[Requirements]
Each line containing the word "content" must be collected.

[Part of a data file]
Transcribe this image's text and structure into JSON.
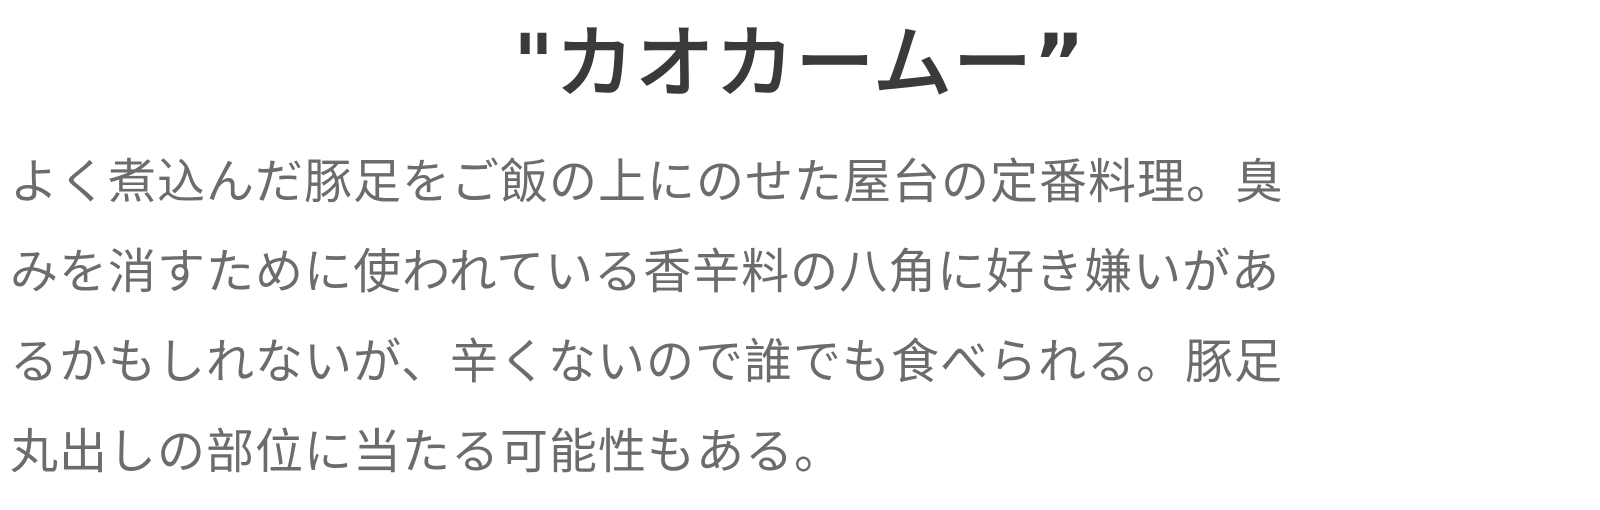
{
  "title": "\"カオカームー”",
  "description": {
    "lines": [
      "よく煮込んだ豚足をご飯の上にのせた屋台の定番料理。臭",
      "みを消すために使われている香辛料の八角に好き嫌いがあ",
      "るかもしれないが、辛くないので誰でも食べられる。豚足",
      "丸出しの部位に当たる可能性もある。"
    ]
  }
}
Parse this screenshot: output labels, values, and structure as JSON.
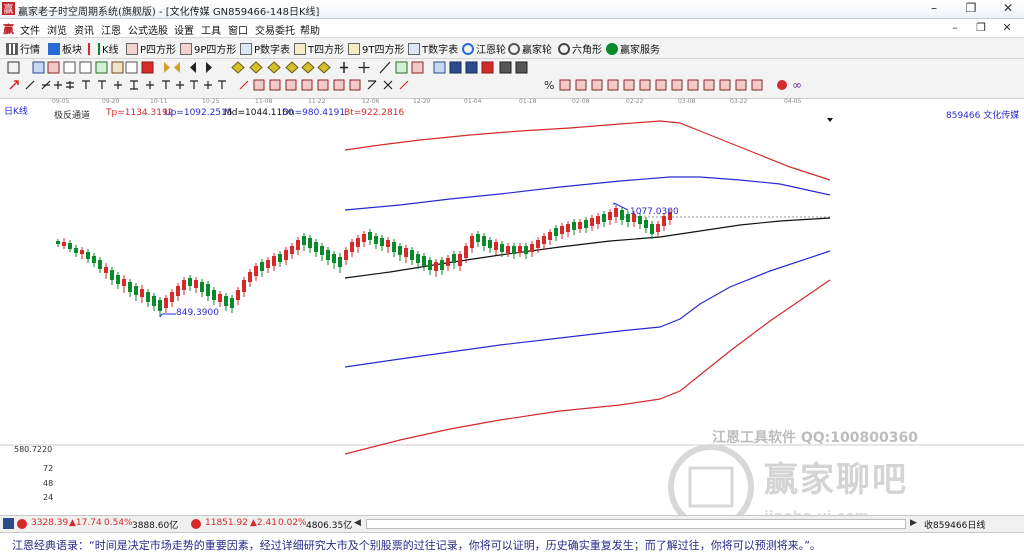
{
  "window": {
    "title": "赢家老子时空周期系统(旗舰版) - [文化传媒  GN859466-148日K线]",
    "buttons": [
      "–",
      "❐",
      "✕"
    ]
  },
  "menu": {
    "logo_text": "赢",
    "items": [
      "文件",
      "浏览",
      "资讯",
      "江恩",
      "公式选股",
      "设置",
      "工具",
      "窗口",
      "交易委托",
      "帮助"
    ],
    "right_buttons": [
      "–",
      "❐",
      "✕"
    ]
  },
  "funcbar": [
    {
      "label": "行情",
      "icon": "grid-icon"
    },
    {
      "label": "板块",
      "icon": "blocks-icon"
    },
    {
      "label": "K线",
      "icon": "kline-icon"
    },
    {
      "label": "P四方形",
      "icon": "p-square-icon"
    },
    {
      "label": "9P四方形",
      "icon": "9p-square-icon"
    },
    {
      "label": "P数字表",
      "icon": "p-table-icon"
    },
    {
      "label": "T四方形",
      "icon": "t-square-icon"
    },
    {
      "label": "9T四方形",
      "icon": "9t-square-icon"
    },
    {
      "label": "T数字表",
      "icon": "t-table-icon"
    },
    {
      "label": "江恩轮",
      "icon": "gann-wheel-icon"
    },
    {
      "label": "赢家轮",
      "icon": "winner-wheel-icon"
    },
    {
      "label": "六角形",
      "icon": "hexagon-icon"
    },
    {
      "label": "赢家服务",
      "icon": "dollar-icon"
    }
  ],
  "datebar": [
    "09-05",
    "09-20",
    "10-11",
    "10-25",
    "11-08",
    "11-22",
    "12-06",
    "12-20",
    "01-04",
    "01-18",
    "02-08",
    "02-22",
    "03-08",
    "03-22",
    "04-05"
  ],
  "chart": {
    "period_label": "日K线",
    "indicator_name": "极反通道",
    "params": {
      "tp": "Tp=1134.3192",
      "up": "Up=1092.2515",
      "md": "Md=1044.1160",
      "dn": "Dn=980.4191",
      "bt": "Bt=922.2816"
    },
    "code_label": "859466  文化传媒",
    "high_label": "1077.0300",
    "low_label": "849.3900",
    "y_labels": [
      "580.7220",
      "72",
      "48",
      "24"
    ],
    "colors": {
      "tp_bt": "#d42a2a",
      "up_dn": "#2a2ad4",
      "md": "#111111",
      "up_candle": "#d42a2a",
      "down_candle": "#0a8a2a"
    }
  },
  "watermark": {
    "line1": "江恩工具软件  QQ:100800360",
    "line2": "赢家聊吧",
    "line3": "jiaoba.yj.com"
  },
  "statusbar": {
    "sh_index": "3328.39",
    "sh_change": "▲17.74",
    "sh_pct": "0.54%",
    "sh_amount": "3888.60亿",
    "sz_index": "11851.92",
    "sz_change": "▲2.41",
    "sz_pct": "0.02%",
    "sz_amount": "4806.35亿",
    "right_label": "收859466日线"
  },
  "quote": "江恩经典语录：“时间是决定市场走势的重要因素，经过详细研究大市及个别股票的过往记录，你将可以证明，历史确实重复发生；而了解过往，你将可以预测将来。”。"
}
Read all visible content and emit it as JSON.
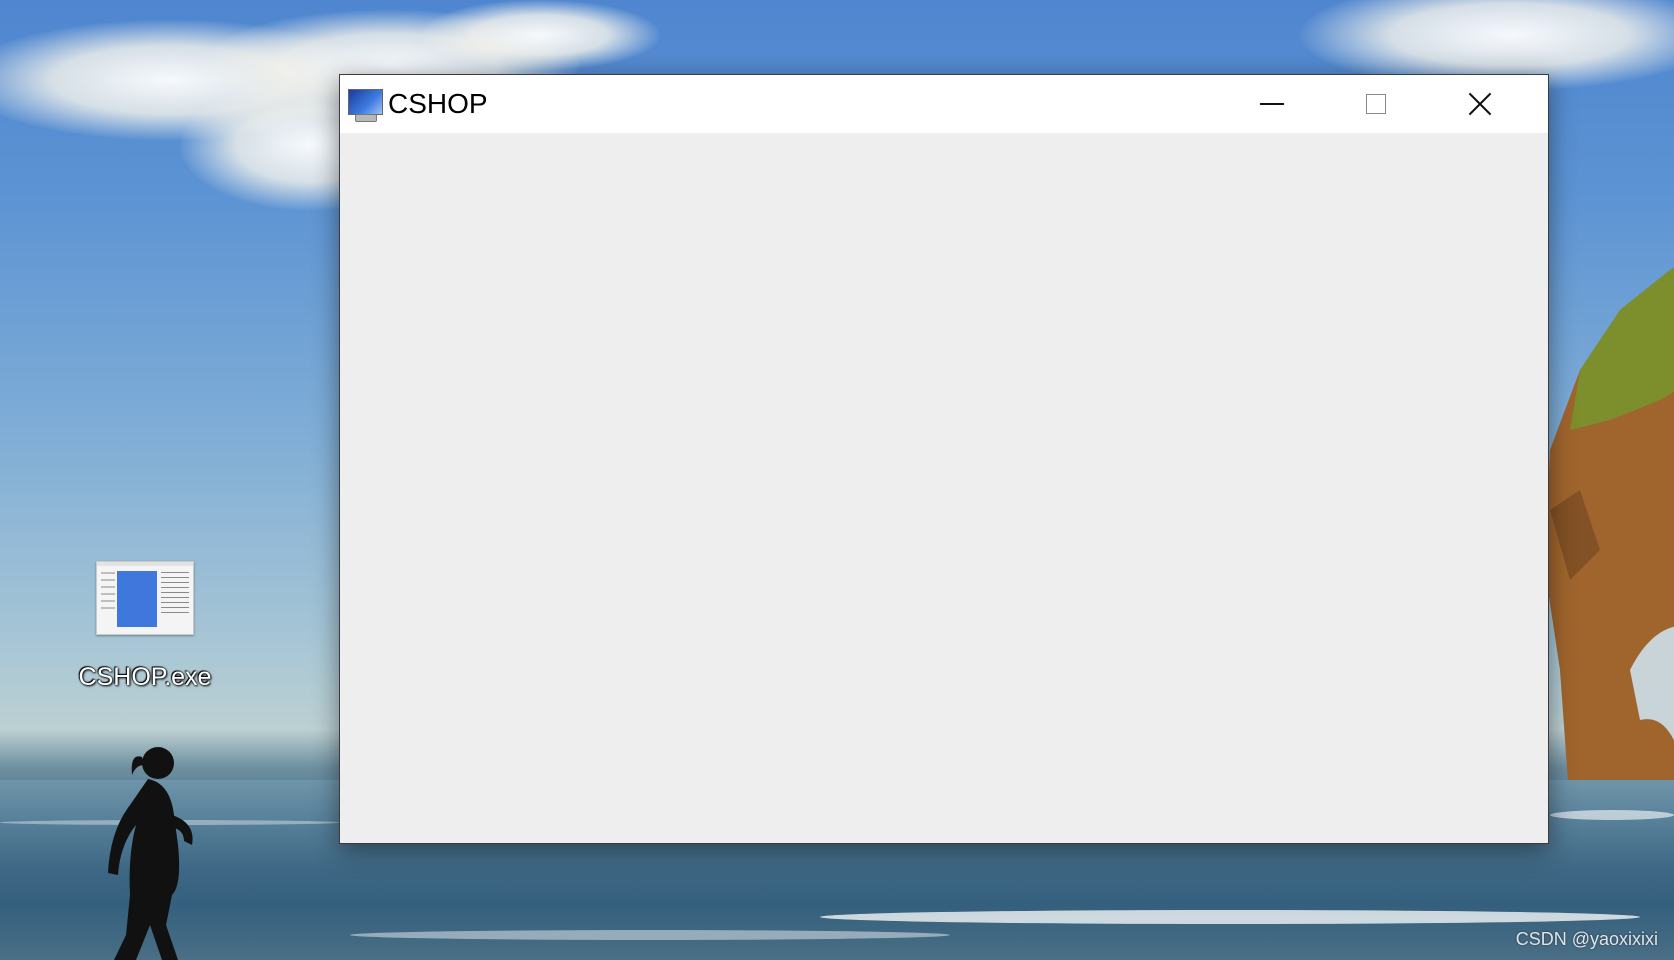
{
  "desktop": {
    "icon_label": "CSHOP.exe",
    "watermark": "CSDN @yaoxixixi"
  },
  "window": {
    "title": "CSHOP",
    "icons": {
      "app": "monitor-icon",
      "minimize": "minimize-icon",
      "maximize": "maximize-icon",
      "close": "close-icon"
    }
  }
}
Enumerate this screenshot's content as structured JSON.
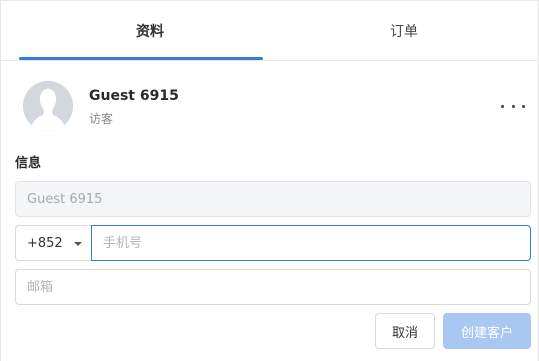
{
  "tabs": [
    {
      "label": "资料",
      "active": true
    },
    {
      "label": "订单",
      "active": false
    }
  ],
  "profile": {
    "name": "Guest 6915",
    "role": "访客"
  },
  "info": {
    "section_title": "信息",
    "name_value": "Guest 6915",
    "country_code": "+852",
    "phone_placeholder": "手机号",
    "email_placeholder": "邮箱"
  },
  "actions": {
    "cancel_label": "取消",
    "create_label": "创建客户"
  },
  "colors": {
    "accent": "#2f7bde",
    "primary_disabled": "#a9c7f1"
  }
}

[Result]
Read all visible content and emit it as JSON.
Enumerate this screenshot's content as structured JSON.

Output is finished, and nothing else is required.